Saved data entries

--- START ---

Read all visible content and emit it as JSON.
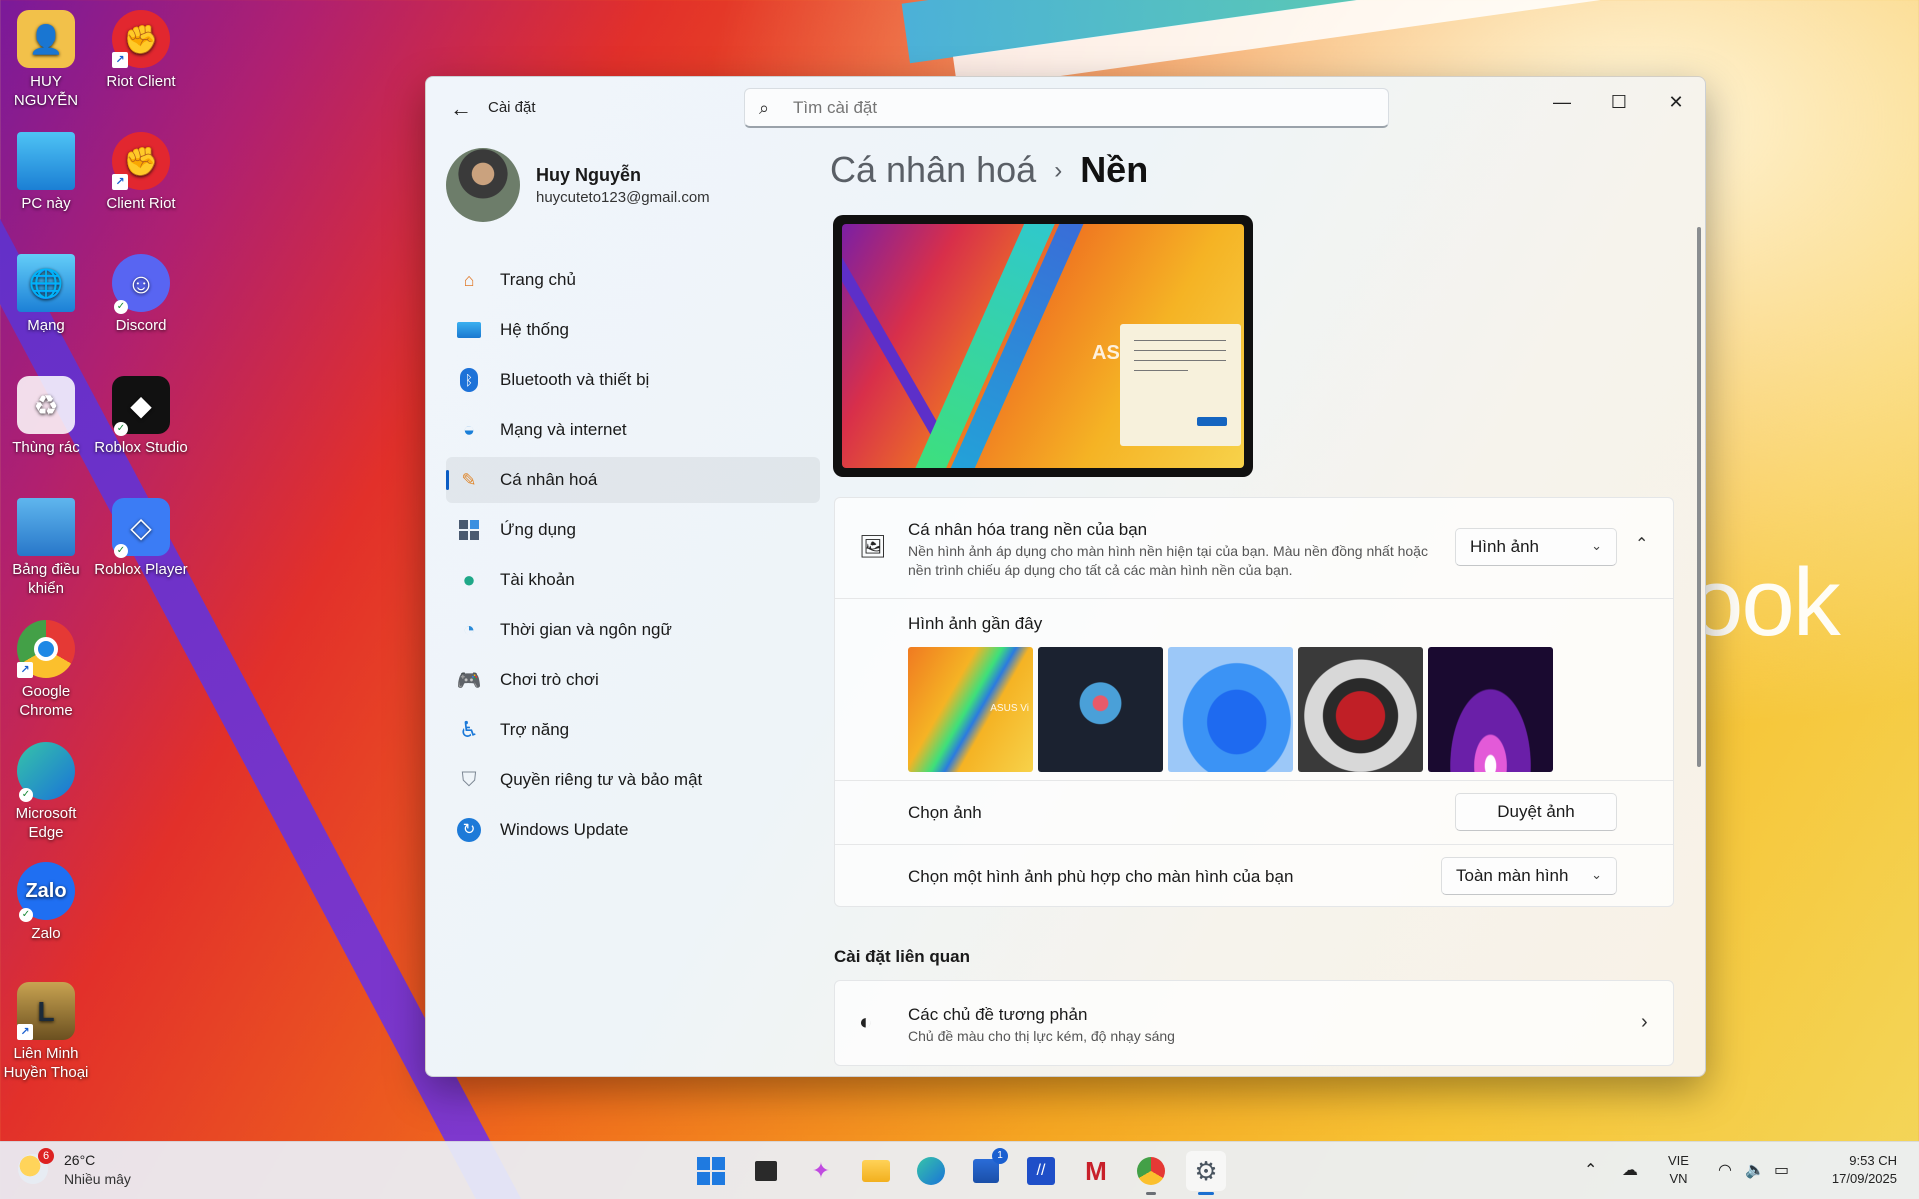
{
  "desktop": {
    "icons": [
      {
        "label": "HUY NGUYỄN",
        "icon": "user-folder-icon"
      },
      {
        "label": "Riot Client",
        "icon": "riot-client-icon"
      },
      {
        "label": "PC này",
        "icon": "this-pc-icon"
      },
      {
        "label": "Client Riot",
        "icon": "riot-client-icon"
      },
      {
        "label": "Mạng",
        "icon": "network-icon"
      },
      {
        "label": "Discord",
        "icon": "discord-icon"
      },
      {
        "label": "Thùng rác",
        "icon": "recycle-bin-icon"
      },
      {
        "label": "Roblox Studio",
        "icon": "roblox-studio-icon"
      },
      {
        "label": "Bảng điều khiển",
        "icon": "control-panel-icon"
      },
      {
        "label": "Roblox Player",
        "icon": "roblox-player-icon"
      },
      {
        "label": "Google Chrome",
        "icon": "chrome-icon"
      },
      {
        "label": "Microsoft Edge",
        "icon": "edge-icon"
      },
      {
        "label": "Zalo",
        "icon": "zalo-icon"
      },
      {
        "label": "Liên Minh Huyền Thoại",
        "icon": "league-of-legends-icon"
      }
    ],
    "wallpaper_text": "ook"
  },
  "window": {
    "app_title": "Cài đặt",
    "search_placeholder": "Tìm cài đặt",
    "controls": {
      "minimize": "—",
      "maximize": "☐",
      "close": "✕"
    }
  },
  "profile": {
    "name": "Huy Nguyễn",
    "email": "huycuteto123@gmail.com"
  },
  "nav": {
    "items": [
      {
        "label": "Trang chủ",
        "icon": "home-icon"
      },
      {
        "label": "Hệ thống",
        "icon": "system-icon"
      },
      {
        "label": "Bluetooth và thiết bị",
        "icon": "bluetooth-icon"
      },
      {
        "label": "Mạng và internet",
        "icon": "wifi-icon"
      },
      {
        "label": "Cá nhân hoá",
        "icon": "brush-icon",
        "active": true
      },
      {
        "label": "Ứng dụng",
        "icon": "apps-icon"
      },
      {
        "label": "Tài khoản",
        "icon": "account-icon"
      },
      {
        "label": "Thời gian và ngôn ngữ",
        "icon": "time-language-icon"
      },
      {
        "label": "Chơi trò chơi",
        "icon": "gaming-icon"
      },
      {
        "label": "Trợ năng",
        "icon": "accessibility-icon"
      },
      {
        "label": "Quyền riêng tư và bảo mật",
        "icon": "shield-icon"
      },
      {
        "label": "Windows Update",
        "icon": "update-icon"
      }
    ]
  },
  "breadcrumb": {
    "parent": "Cá nhân hoá",
    "separator": "›",
    "current": "Nền"
  },
  "preview": {
    "brand_text": "ASU"
  },
  "background_card": {
    "title": "Cá nhân hóa trang nền của bạn",
    "description": "Nền hình ảnh áp dụng cho màn hình nền hiện tại của bạn. Màu nền đồng nhất hoặc nền trình chiếu áp dụng cho tất cả các màn hình nền của bạn.",
    "type_value": "Hình ảnh",
    "recent_label": "Hình ảnh gần đây",
    "thumb_caption": "ASUS Vi",
    "choose_label": "Chọn ảnh",
    "browse_button": "Duyệt ảnh",
    "fit_label": "Chọn một hình ảnh phù hợp cho màn hình của bạn",
    "fit_value": "Toàn màn hình"
  },
  "related": {
    "heading": "Cài đặt liên quan",
    "contrast_title": "Các chủ đề tương phản",
    "contrast_desc": "Chủ đề màu cho thị lực kém, độ nhạy sáng"
  },
  "taskbar": {
    "weather_temp": "26°C",
    "weather_cond": "Nhiều mây",
    "weather_badge": "6",
    "store_badge": "1",
    "lang_top": "VIE",
    "lang_bottom": "VN",
    "time": "9:53 CH",
    "date": "17/09/2025"
  }
}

--- END ---

Given task:
Set down the material exactly, every line of it, except for the pictures.

Reply to the task:
Read all visible content and emit it as JSON.
{
  "desktop": {
    "icons": [
      {
        "label": "HUY NGUYỄN",
        "icon": "user-folder-icon"
      },
      {
        "label": "Riot Client",
        "icon": "riot-client-icon"
      },
      {
        "label": "PC này",
        "icon": "this-pc-icon"
      },
      {
        "label": "Client Riot",
        "icon": "riot-client-icon"
      },
      {
        "label": "Mạng",
        "icon": "network-icon"
      },
      {
        "label": "Discord",
        "icon": "discord-icon"
      },
      {
        "label": "Thùng rác",
        "icon": "recycle-bin-icon"
      },
      {
        "label": "Roblox Studio",
        "icon": "roblox-studio-icon"
      },
      {
        "label": "Bảng điều khiển",
        "icon": "control-panel-icon"
      },
      {
        "label": "Roblox Player",
        "icon": "roblox-player-icon"
      },
      {
        "label": "Google Chrome",
        "icon": "chrome-icon"
      },
      {
        "label": "Microsoft Edge",
        "icon": "edge-icon"
      },
      {
        "label": "Zalo",
        "icon": "zalo-icon"
      },
      {
        "label": "Liên Minh Huyền Thoại",
        "icon": "league-of-legends-icon"
      }
    ],
    "wallpaper_text": "ook"
  },
  "window": {
    "app_title": "Cài đặt",
    "search_placeholder": "Tìm cài đặt",
    "controls": {
      "minimize": "—",
      "maximize": "☐",
      "close": "✕"
    }
  },
  "profile": {
    "name": "Huy Nguyễn",
    "email": "huycuteto123@gmail.com"
  },
  "nav": {
    "items": [
      {
        "label": "Trang chủ",
        "icon": "home-icon"
      },
      {
        "label": "Hệ thống",
        "icon": "system-icon"
      },
      {
        "label": "Bluetooth và thiết bị",
        "icon": "bluetooth-icon"
      },
      {
        "label": "Mạng và internet",
        "icon": "wifi-icon"
      },
      {
        "label": "Cá nhân hoá",
        "icon": "brush-icon",
        "active": true
      },
      {
        "label": "Ứng dụng",
        "icon": "apps-icon"
      },
      {
        "label": "Tài khoản",
        "icon": "account-icon"
      },
      {
        "label": "Thời gian và ngôn ngữ",
        "icon": "time-language-icon"
      },
      {
        "label": "Chơi trò chơi",
        "icon": "gaming-icon"
      },
      {
        "label": "Trợ năng",
        "icon": "accessibility-icon"
      },
      {
        "label": "Quyền riêng tư và bảo mật",
        "icon": "shield-icon"
      },
      {
        "label": "Windows Update",
        "icon": "update-icon"
      }
    ]
  },
  "breadcrumb": {
    "parent": "Cá nhân hoá",
    "separator": "›",
    "current": "Nền"
  },
  "preview": {
    "brand_text": "ASU"
  },
  "background_card": {
    "title": "Cá nhân hóa trang nền của bạn",
    "description": "Nền hình ảnh áp dụng cho màn hình nền hiện tại của bạn. Màu nền đồng nhất hoặc nền trình chiếu áp dụng cho tất cả các màn hình nền của bạn.",
    "type_value": "Hình ảnh",
    "recent_label": "Hình ảnh gần đây",
    "thumb_caption": "ASUS Vi",
    "choose_label": "Chọn ảnh",
    "browse_button": "Duyệt ảnh",
    "fit_label": "Chọn một hình ảnh phù hợp cho màn hình của bạn",
    "fit_value": "Toàn màn hình"
  },
  "related": {
    "heading": "Cài đặt liên quan",
    "contrast_title": "Các chủ đề tương phản",
    "contrast_desc": "Chủ đề màu cho thị lực kém, độ nhạy sáng"
  },
  "taskbar": {
    "weather_temp": "26°C",
    "weather_cond": "Nhiều mây",
    "weather_badge": "6",
    "store_badge": "1",
    "lang_top": "VIE",
    "lang_bottom": "VN",
    "time": "9:53 CH",
    "date": "17/09/2025"
  }
}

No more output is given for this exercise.